EXERCISE BRIEF
Extract each line of the data and write it out again exactly.

EXERCISE INPUTS

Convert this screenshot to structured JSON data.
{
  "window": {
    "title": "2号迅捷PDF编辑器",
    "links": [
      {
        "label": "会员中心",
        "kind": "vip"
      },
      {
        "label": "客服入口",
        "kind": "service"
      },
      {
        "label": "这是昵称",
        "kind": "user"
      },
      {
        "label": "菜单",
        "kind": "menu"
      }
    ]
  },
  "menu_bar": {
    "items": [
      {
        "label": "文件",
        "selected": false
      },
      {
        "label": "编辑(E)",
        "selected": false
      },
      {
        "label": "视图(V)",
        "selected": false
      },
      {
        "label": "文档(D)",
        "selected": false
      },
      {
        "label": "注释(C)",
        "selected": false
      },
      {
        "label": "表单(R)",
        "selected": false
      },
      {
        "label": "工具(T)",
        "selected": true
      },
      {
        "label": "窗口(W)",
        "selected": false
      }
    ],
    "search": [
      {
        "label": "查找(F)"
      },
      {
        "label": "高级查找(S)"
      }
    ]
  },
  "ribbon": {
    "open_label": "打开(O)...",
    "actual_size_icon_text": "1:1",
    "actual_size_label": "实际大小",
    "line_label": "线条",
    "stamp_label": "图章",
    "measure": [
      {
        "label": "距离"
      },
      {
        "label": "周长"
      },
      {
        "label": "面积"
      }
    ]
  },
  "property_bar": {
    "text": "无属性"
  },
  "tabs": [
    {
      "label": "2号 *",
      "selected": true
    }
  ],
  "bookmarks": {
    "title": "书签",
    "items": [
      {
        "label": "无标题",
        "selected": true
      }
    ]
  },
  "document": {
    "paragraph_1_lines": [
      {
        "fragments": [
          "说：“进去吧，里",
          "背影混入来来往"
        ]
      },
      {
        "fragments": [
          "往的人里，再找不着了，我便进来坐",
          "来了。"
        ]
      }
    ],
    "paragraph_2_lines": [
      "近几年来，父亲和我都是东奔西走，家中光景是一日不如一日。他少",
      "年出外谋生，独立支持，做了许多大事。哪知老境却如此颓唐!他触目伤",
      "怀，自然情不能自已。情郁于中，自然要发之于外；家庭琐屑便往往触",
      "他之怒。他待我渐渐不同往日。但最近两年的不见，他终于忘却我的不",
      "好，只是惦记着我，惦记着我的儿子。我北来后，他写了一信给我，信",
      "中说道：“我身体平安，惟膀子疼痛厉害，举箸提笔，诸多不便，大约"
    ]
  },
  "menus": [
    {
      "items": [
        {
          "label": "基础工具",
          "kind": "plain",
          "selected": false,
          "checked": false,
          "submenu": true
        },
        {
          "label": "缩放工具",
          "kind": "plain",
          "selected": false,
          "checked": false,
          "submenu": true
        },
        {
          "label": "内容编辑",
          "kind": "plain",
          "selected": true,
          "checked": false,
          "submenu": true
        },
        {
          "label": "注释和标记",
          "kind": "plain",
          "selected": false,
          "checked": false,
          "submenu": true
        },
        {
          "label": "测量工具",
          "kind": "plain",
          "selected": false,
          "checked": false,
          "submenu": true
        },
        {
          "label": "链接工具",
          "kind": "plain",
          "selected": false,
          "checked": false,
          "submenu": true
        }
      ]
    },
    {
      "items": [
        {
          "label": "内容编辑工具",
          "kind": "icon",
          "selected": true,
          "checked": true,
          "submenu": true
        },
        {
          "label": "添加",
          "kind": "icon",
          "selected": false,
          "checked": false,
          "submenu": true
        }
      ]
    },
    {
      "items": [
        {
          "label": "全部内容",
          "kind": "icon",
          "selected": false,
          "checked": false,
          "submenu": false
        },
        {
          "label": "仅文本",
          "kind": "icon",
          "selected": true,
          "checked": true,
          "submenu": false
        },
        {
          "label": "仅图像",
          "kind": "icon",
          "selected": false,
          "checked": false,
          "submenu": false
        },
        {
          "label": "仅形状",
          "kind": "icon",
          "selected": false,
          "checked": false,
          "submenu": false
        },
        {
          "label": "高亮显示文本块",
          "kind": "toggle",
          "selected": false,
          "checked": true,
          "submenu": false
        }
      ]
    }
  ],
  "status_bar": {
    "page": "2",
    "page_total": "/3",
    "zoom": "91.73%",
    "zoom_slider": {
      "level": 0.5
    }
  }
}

ANSWER FOR THIS EXERCISE
Convert this screenshot to structured JSON data.
{
  "window": {
    "title": "2号迅捷PDF编辑器",
    "links": [
      {
        "label": "会员中心",
        "kind": "vip"
      },
      {
        "label": "客服入口",
        "kind": "service"
      },
      {
        "label": "这是昵称",
        "kind": "user"
      },
      {
        "label": "菜单",
        "kind": "menu"
      }
    ]
  },
  "menu_bar": {
    "items": [
      {
        "label": "文件",
        "selected": false
      },
      {
        "label": "编辑(E)",
        "selected": false
      },
      {
        "label": "视图(V)",
        "selected": false
      },
      {
        "label": "文档(D)",
        "selected": false
      },
      {
        "label": "注释(C)",
        "selected": false
      },
      {
        "label": "表单(R)",
        "selected": false
      },
      {
        "label": "工具(T)",
        "selected": true
      },
      {
        "label": "窗口(W)",
        "selected": false
      }
    ],
    "search": [
      {
        "label": "查找(F)"
      },
      {
        "label": "高级查找(S)"
      }
    ]
  },
  "ribbon": {
    "open_label": "打开(O)...",
    "actual_size_icon_text": "1:1",
    "actual_size_label": "实际大小",
    "line_label": "线条",
    "stamp_label": "图章",
    "measure": [
      {
        "label": "距离"
      },
      {
        "label": "周长"
      },
      {
        "label": "面积"
      }
    ]
  },
  "property_bar": {
    "text": "无属性"
  },
  "tabs": [
    {
      "label": "2号 *",
      "selected": true
    }
  ],
  "bookmarks": {
    "title": "书签",
    "items": [
      {
        "label": "无标题",
        "selected": true
      }
    ]
  },
  "document": {
    "paragraph_1_lines": [
      {
        "fragments": [
          "说：“进去吧，里",
          "背影混入来来往"
        ]
      },
      {
        "fragments": [
          "往的人里，再找不着了，我便进来坐",
          "来了。"
        ]
      }
    ],
    "paragraph_2_lines": [
      "近几年来，父亲和我都是东奔西走，家中光景是一日不如一日。他少",
      "年出外谋生，独立支持，做了许多大事。哪知老境却如此颓唐!他触目伤",
      "怀，自然情不能自已。情郁于中，自然要发之于外；家庭琐屑便往往触",
      "他之怒。他待我渐渐不同往日。但最近两年的不见，他终于忘却我的不",
      "好，只是惦记着我，惦记着我的儿子。我北来后，他写了一信给我，信",
      "中说道：“我身体平安，惟膀子疼痛厉害，举箸提笔，诸多不便，大约"
    ]
  },
  "menus": [
    {
      "items": [
        {
          "label": "基础工具",
          "kind": "plain",
          "selected": false,
          "checked": false,
          "submenu": true
        },
        {
          "label": "缩放工具",
          "kind": "plain",
          "selected": false,
          "checked": false,
          "submenu": true
        },
        {
          "label": "内容编辑",
          "kind": "plain",
          "selected": true,
          "checked": false,
          "submenu": true
        },
        {
          "label": "注释和标记",
          "kind": "plain",
          "selected": false,
          "checked": false,
          "submenu": true
        },
        {
          "label": "测量工具",
          "kind": "plain",
          "selected": false,
          "checked": false,
          "submenu": true
        },
        {
          "label": "链接工具",
          "kind": "plain",
          "selected": false,
          "checked": false,
          "submenu": true
        }
      ]
    },
    {
      "items": [
        {
          "label": "内容编辑工具",
          "kind": "icon",
          "selected": true,
          "checked": true,
          "submenu": true
        },
        {
          "label": "添加",
          "kind": "icon",
          "selected": false,
          "checked": false,
          "submenu": true
        }
      ]
    },
    {
      "items": [
        {
          "label": "全部内容",
          "kind": "icon",
          "selected": false,
          "checked": false,
          "submenu": false
        },
        {
          "label": "仅文本",
          "kind": "icon",
          "selected": true,
          "checked": true,
          "submenu": false
        },
        {
          "label": "仅图像",
          "kind": "icon",
          "selected": false,
          "checked": false,
          "submenu": false
        },
        {
          "label": "仅形状",
          "kind": "icon",
          "selected": false,
          "checked": false,
          "submenu": false
        },
        {
          "label": "高亮显示文本块",
          "kind": "toggle",
          "selected": false,
          "checked": true,
          "submenu": false
        }
      ]
    }
  ],
  "status_bar": {
    "page": "2",
    "page_total": "/3",
    "zoom": "91.73%",
    "zoom_slider": {
      "level": 0.5
    }
  }
}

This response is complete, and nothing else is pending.